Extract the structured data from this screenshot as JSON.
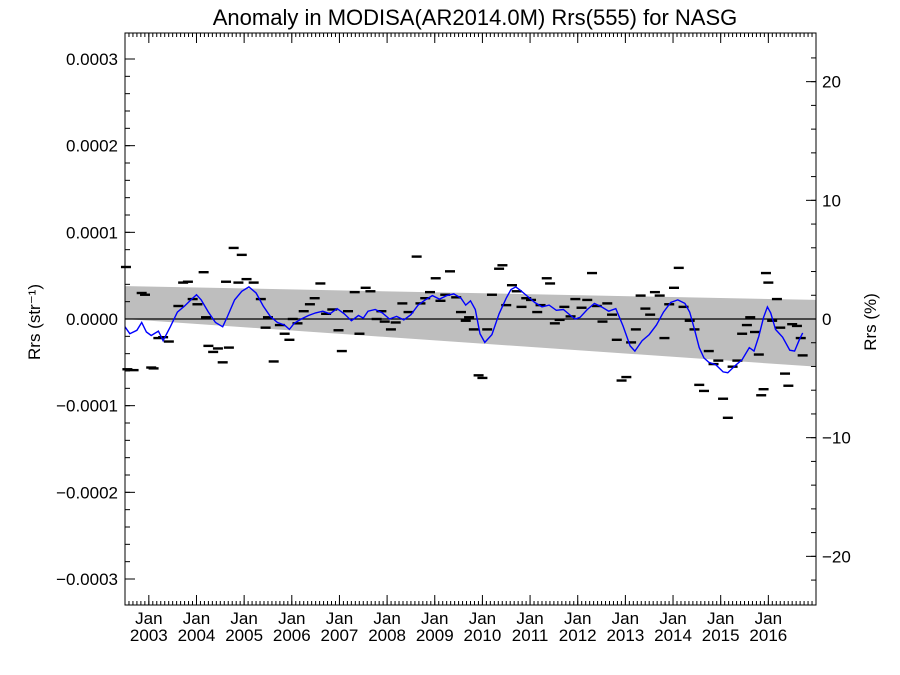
{
  "chart_data": {
    "type": "line",
    "title": "Anomaly in MODISA(AR2014.0M) Rrs(555) for NASG",
    "ylabel_left": "Rrs (str⁻¹)",
    "ylabel_right": "Rrs (%)",
    "ylim": [
      -0.00033,
      0.00033
    ],
    "ylim_right": [
      -24.1,
      24.1
    ],
    "xlim": [
      2002.5,
      2017.0
    ],
    "yticks_left": [
      {
        "value": 0.0003,
        "label": "0.0003"
      },
      {
        "value": 0.0002,
        "label": "0.0002"
      },
      {
        "value": 0.0001,
        "label": "0.0001"
      },
      {
        "value": 0.0,
        "label": "0.0000"
      },
      {
        "value": -0.0001,
        "label": "−0.0001"
      },
      {
        "value": -0.0002,
        "label": "−0.0002"
      },
      {
        "value": -0.0003,
        "label": "−0.0003"
      }
    ],
    "yticks_right": [
      {
        "value": 20,
        "label": "20"
      },
      {
        "value": 10,
        "label": "10"
      },
      {
        "value": 0,
        "label": "0"
      },
      {
        "value": -10,
        "label": "−10"
      },
      {
        "value": -20,
        "label": "−20"
      }
    ],
    "xticks": [
      {
        "value": 2003.0,
        "month": "Jan",
        "year": "2003"
      },
      {
        "value": 2004.0,
        "month": "Jan",
        "year": "2004"
      },
      {
        "value": 2005.0,
        "month": "Jan",
        "year": "2005"
      },
      {
        "value": 2006.0,
        "month": "Jan",
        "year": "2006"
      },
      {
        "value": 2007.0,
        "month": "Jan",
        "year": "2007"
      },
      {
        "value": 2008.0,
        "month": "Jan",
        "year": "2008"
      },
      {
        "value": 2009.0,
        "month": "Jan",
        "year": "2009"
      },
      {
        "value": 2010.0,
        "month": "Jan",
        "year": "2010"
      },
      {
        "value": 2011.0,
        "month": "Jan",
        "year": "2011"
      },
      {
        "value": 2012.0,
        "month": "Jan",
        "year": "2012"
      },
      {
        "value": 2013.0,
        "month": "Jan",
        "year": "2013"
      },
      {
        "value": 2014.0,
        "month": "Jan",
        "year": "2014"
      },
      {
        "value": 2015.0,
        "month": "Jan",
        "year": "2015"
      },
      {
        "value": 2016.0,
        "month": "Jan",
        "year": "2016"
      }
    ],
    "band": {
      "x": [
        2002.5,
        2017.0
      ],
      "upper": [
        3.8e-05,
        2.2e-05
      ],
      "lower": [
        0.0,
        -5.5e-05
      ],
      "color": "#bebebe"
    },
    "zero_line": 0.0,
    "series": [
      {
        "type": "line",
        "color": "#0000ff",
        "points": [
          [
            2002.5,
            -9e-06
          ],
          [
            2002.6,
            -1.7e-05
          ],
          [
            2002.75,
            -1.3e-05
          ],
          [
            2002.85,
            -4e-06
          ],
          [
            2002.95,
            -1.5e-05
          ],
          [
            2003.05,
            -1.9e-05
          ],
          [
            2003.2,
            -1.4e-05
          ],
          [
            2003.3,
            -2.5e-05
          ],
          [
            2003.45,
            -9e-06
          ],
          [
            2003.6,
            8e-06
          ],
          [
            2003.75,
            1.5e-05
          ],
          [
            2003.9,
            2.3e-05
          ],
          [
            2004.0,
            2.8e-05
          ],
          [
            2004.1,
            2.2e-05
          ],
          [
            2004.25,
            8e-06
          ],
          [
            2004.4,
            -4e-06
          ],
          [
            2004.55,
            -9e-06
          ],
          [
            2004.65,
            3e-06
          ],
          [
            2004.8,
            2.2e-05
          ],
          [
            2004.95,
            3.2e-05
          ],
          [
            2005.1,
            3.7e-05
          ],
          [
            2005.25,
            3e-05
          ],
          [
            2005.4,
            1.5e-05
          ],
          [
            2005.55,
            3e-06
          ],
          [
            2005.7,
            -4e-06
          ],
          [
            2005.85,
            -7e-06
          ],
          [
            2005.95,
            -1.2e-05
          ],
          [
            2006.05,
            -5e-06
          ],
          [
            2006.2,
            0.0
          ],
          [
            2006.35,
            4e-06
          ],
          [
            2006.5,
            7e-06
          ],
          [
            2006.65,
            9e-06
          ],
          [
            2006.8,
            6e-06
          ],
          [
            2006.95,
            1.2e-05
          ],
          [
            2007.1,
            6e-06
          ],
          [
            2007.25,
            -2e-06
          ],
          [
            2007.4,
            4e-06
          ],
          [
            2007.5,
            1e-06
          ],
          [
            2007.6,
            9e-06
          ],
          [
            2007.75,
            1.1e-05
          ],
          [
            2007.9,
            7e-06
          ],
          [
            2008.05,
            0.0
          ],
          [
            2008.2,
            3e-06
          ],
          [
            2008.35,
            -1e-06
          ],
          [
            2008.5,
            5e-06
          ],
          [
            2008.65,
            1.6e-05
          ],
          [
            2008.8,
            2.2e-05
          ],
          [
            2008.95,
            2.7e-05
          ],
          [
            2009.1,
            2.3e-05
          ],
          [
            2009.25,
            2.7e-05
          ],
          [
            2009.4,
            2.9e-05
          ],
          [
            2009.55,
            2.4e-05
          ],
          [
            2009.65,
            1.6e-05
          ],
          [
            2009.75,
            2.1e-05
          ],
          [
            2009.85,
            1.1e-05
          ],
          [
            2009.95,
            -1.7e-05
          ],
          [
            2010.05,
            -2.7e-05
          ],
          [
            2010.2,
            -1.8e-05
          ],
          [
            2010.35,
            6e-06
          ],
          [
            2010.5,
            2.4e-05
          ],
          [
            2010.6,
            3.4e-05
          ],
          [
            2010.7,
            3.7e-05
          ],
          [
            2010.8,
            3.3e-05
          ],
          [
            2010.95,
            2.6e-05
          ],
          [
            2011.1,
            1.9e-05
          ],
          [
            2011.25,
            1.4e-05
          ],
          [
            2011.4,
            1.6e-05
          ],
          [
            2011.55,
            1e-05
          ],
          [
            2011.7,
            1.1e-05
          ],
          [
            2011.85,
            4e-06
          ],
          [
            2011.95,
            0.0
          ],
          [
            2012.05,
            2e-06
          ],
          [
            2012.2,
            1.1e-05
          ],
          [
            2012.35,
            1.8e-05
          ],
          [
            2012.5,
            1.4e-05
          ],
          [
            2012.65,
            9e-06
          ],
          [
            2012.8,
            1.2e-05
          ],
          [
            2012.95,
            -8e-06
          ],
          [
            2013.1,
            -3.1e-05
          ],
          [
            2013.2,
            -3.7e-05
          ],
          [
            2013.35,
            -2.5e-05
          ],
          [
            2013.5,
            -1.8e-05
          ],
          [
            2013.65,
            -7e-06
          ],
          [
            2013.8,
            8e-06
          ],
          [
            2013.95,
            1.9e-05
          ],
          [
            2014.1,
            2.2e-05
          ],
          [
            2014.25,
            1.8e-05
          ],
          [
            2014.35,
            8e-06
          ],
          [
            2014.45,
            -1.2e-05
          ],
          [
            2014.55,
            -3.3e-05
          ],
          [
            2014.65,
            -4.5e-05
          ],
          [
            2014.75,
            -5e-05
          ],
          [
            2014.9,
            -5.3e-05
          ],
          [
            2015.05,
            -6.1e-05
          ],
          [
            2015.15,
            -6.2e-05
          ],
          [
            2015.3,
            -5.4e-05
          ],
          [
            2015.45,
            -4.7e-05
          ],
          [
            2015.6,
            -3.3e-05
          ],
          [
            2015.7,
            -3.7e-05
          ],
          [
            2015.8,
            -2e-05
          ],
          [
            2015.9,
            2e-06
          ],
          [
            2015.98,
            1.4e-05
          ],
          [
            2016.05,
            7e-06
          ],
          [
            2016.15,
            -1.2e-05
          ],
          [
            2016.3,
            -2.1e-05
          ],
          [
            2016.45,
            -3.6e-05
          ],
          [
            2016.55,
            -3.7e-05
          ],
          [
            2016.65,
            -2.4e-05
          ],
          [
            2016.72,
            -1.6e-05
          ]
        ]
      },
      {
        "type": "dash-markers",
        "color": "#000000",
        "points": [
          [
            2002.52,
            6e-05
          ],
          [
            2002.55,
            -5.8e-05
          ],
          [
            2002.68,
            -5.9e-05
          ],
          [
            2002.85,
            3e-05
          ],
          [
            2002.92,
            2.8e-05
          ],
          [
            2003.05,
            -5.6e-05
          ],
          [
            2003.1,
            -5.7e-05
          ],
          [
            2003.2,
            -2.2e-05
          ],
          [
            2003.3,
            -2.1e-05
          ],
          [
            2003.42,
            -2.6e-05
          ],
          [
            2003.62,
            1.5e-05
          ],
          [
            2003.72,
            4.2e-05
          ],
          [
            2003.82,
            4.3e-05
          ],
          [
            2003.92,
            2.3e-05
          ],
          [
            2004.02,
            1.7e-05
          ],
          [
            2004.15,
            5.4e-05
          ],
          [
            2004.2,
            2e-06
          ],
          [
            2004.25,
            -3.1e-05
          ],
          [
            2004.35,
            -3.8e-05
          ],
          [
            2004.45,
            -3.4e-05
          ],
          [
            2004.55,
            -5e-05
          ],
          [
            2004.62,
            4.3e-05
          ],
          [
            2004.68,
            -3.3e-05
          ],
          [
            2004.78,
            8.2e-05
          ],
          [
            2004.88,
            4.2e-05
          ],
          [
            2004.95,
            7.4e-05
          ],
          [
            2005.05,
            4.6e-05
          ],
          [
            2005.2,
            4.2e-05
          ],
          [
            2005.35,
            2.3e-05
          ],
          [
            2005.45,
            -1e-05
          ],
          [
            2005.5,
            2e-06
          ],
          [
            2005.62,
            -4.9e-05
          ],
          [
            2005.75,
            -7e-06
          ],
          [
            2005.85,
            -1.7e-05
          ],
          [
            2005.95,
            -2.4e-05
          ],
          [
            2006.02,
            0.0
          ],
          [
            2006.12,
            -5e-06
          ],
          [
            2006.25,
            9e-06
          ],
          [
            2006.38,
            1.7e-05
          ],
          [
            2006.48,
            2.4e-05
          ],
          [
            2006.6,
            4.1e-05
          ],
          [
            2006.72,
            6e-06
          ],
          [
            2006.85,
            1.1e-05
          ],
          [
            2006.98,
            -1.3e-05
          ],
          [
            2007.05,
            -3.7e-05
          ],
          [
            2007.18,
            9e-06
          ],
          [
            2007.32,
            3.1e-05
          ],
          [
            2007.42,
            -1.7e-05
          ],
          [
            2007.55,
            3.6e-05
          ],
          [
            2007.65,
            3.2e-05
          ],
          [
            2007.78,
            0.0
          ],
          [
            2007.88,
            9e-06
          ],
          [
            2007.95,
            -3e-06
          ],
          [
            2008.08,
            -1.2e-05
          ],
          [
            2008.18,
            -4e-06
          ],
          [
            2008.32,
            1.8e-05
          ],
          [
            2008.45,
            8e-06
          ],
          [
            2008.62,
            7.2e-05
          ],
          [
            2008.7,
            1.8e-05
          ],
          [
            2008.8,
            2.4e-05
          ],
          [
            2008.9,
            3.1e-05
          ],
          [
            2009.02,
            4.7e-05
          ],
          [
            2009.12,
            2.1e-05
          ],
          [
            2009.22,
            2.8e-05
          ],
          [
            2009.32,
            5.5e-05
          ],
          [
            2009.45,
            2.5e-05
          ],
          [
            2009.55,
            8e-06
          ],
          [
            2009.65,
            -2e-06
          ],
          [
            2009.72,
            2e-06
          ],
          [
            2009.82,
            -1.2e-05
          ],
          [
            2009.92,
            -6.5e-05
          ],
          [
            2010.0,
            -6.8e-05
          ],
          [
            2010.1,
            -1.2e-05
          ],
          [
            2010.2,
            2.8e-05
          ],
          [
            2010.35,
            5.8e-05
          ],
          [
            2010.42,
            6.2e-05
          ],
          [
            2010.5,
            1.6e-05
          ],
          [
            2010.62,
            3.9e-05
          ],
          [
            2010.72,
            3.2e-05
          ],
          [
            2010.82,
            1.4e-05
          ],
          [
            2010.92,
            2.4e-05
          ],
          [
            2011.02,
            2.2e-05
          ],
          [
            2011.15,
            8e-06
          ],
          [
            2011.22,
            1.6e-05
          ],
          [
            2011.35,
            4.7e-05
          ],
          [
            2011.42,
            4.1e-05
          ],
          [
            2011.52,
            -5e-06
          ],
          [
            2011.62,
            -1e-06
          ],
          [
            2011.72,
            1.4e-05
          ],
          [
            2011.85,
            3e-06
          ],
          [
            2011.95,
            2.3e-05
          ],
          [
            2012.08,
            1.3e-05
          ],
          [
            2012.2,
            2.2e-05
          ],
          [
            2012.3,
            5.3e-05
          ],
          [
            2012.4,
            1.5e-05
          ],
          [
            2012.52,
            -3e-06
          ],
          [
            2012.62,
            1.8e-05
          ],
          [
            2012.72,
            5e-06
          ],
          [
            2012.82,
            -2.4e-05
          ],
          [
            2012.92,
            -7.1e-05
          ],
          [
            2013.02,
            -6.7e-05
          ],
          [
            2013.12,
            -2.7e-05
          ],
          [
            2013.22,
            -1.2e-05
          ],
          [
            2013.32,
            2.7e-05
          ],
          [
            2013.42,
            1.2e-05
          ],
          [
            2013.52,
            5e-06
          ],
          [
            2013.62,
            3.1e-05
          ],
          [
            2013.72,
            2.7e-05
          ],
          [
            2013.82,
            -2.2e-05
          ],
          [
            2013.92,
            1.7e-05
          ],
          [
            2014.02,
            3.6e-05
          ],
          [
            2014.12,
            5.9e-05
          ],
          [
            2014.22,
            1.4e-05
          ],
          [
            2014.35,
            -2e-06
          ],
          [
            2014.45,
            -1.2e-05
          ],
          [
            2014.55,
            -7.6e-05
          ],
          [
            2014.65,
            -8.3e-05
          ],
          [
            2014.75,
            -3.7e-05
          ],
          [
            2014.85,
            -5.2e-05
          ],
          [
            2014.95,
            -4.8e-05
          ],
          [
            2015.05,
            -9.2e-05
          ],
          [
            2015.15,
            -0.000114
          ],
          [
            2015.25,
            -5.5e-05
          ],
          [
            2015.35,
            -4.8e-05
          ],
          [
            2015.45,
            -1.7e-05
          ],
          [
            2015.55,
            -7e-06
          ],
          [
            2015.62,
            2e-06
          ],
          [
            2015.72,
            -1.5e-05
          ],
          [
            2015.8,
            -4.1e-05
          ],
          [
            2015.85,
            -8.8e-05
          ],
          [
            2015.9,
            -8.1e-05
          ],
          [
            2015.95,
            5.3e-05
          ],
          [
            2016.0,
            4.2e-05
          ],
          [
            2016.08,
            -2e-06
          ],
          [
            2016.18,
            2.3e-05
          ],
          [
            2016.25,
            -1e-05
          ],
          [
            2016.35,
            -6.3e-05
          ],
          [
            2016.42,
            -7.7e-05
          ],
          [
            2016.5,
            -6e-06
          ],
          [
            2016.6,
            -8e-06
          ],
          [
            2016.68,
            -2.2e-05
          ],
          [
            2016.72,
            -4.2e-05
          ]
        ]
      }
    ],
    "grid": false
  }
}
------------------------------------------------------------------------
◆ Goal
List all lines above in which the string "type" appears.

◆ Completed exercise
    "type": "line",
        "type": "line",
        "type": "dash-markers",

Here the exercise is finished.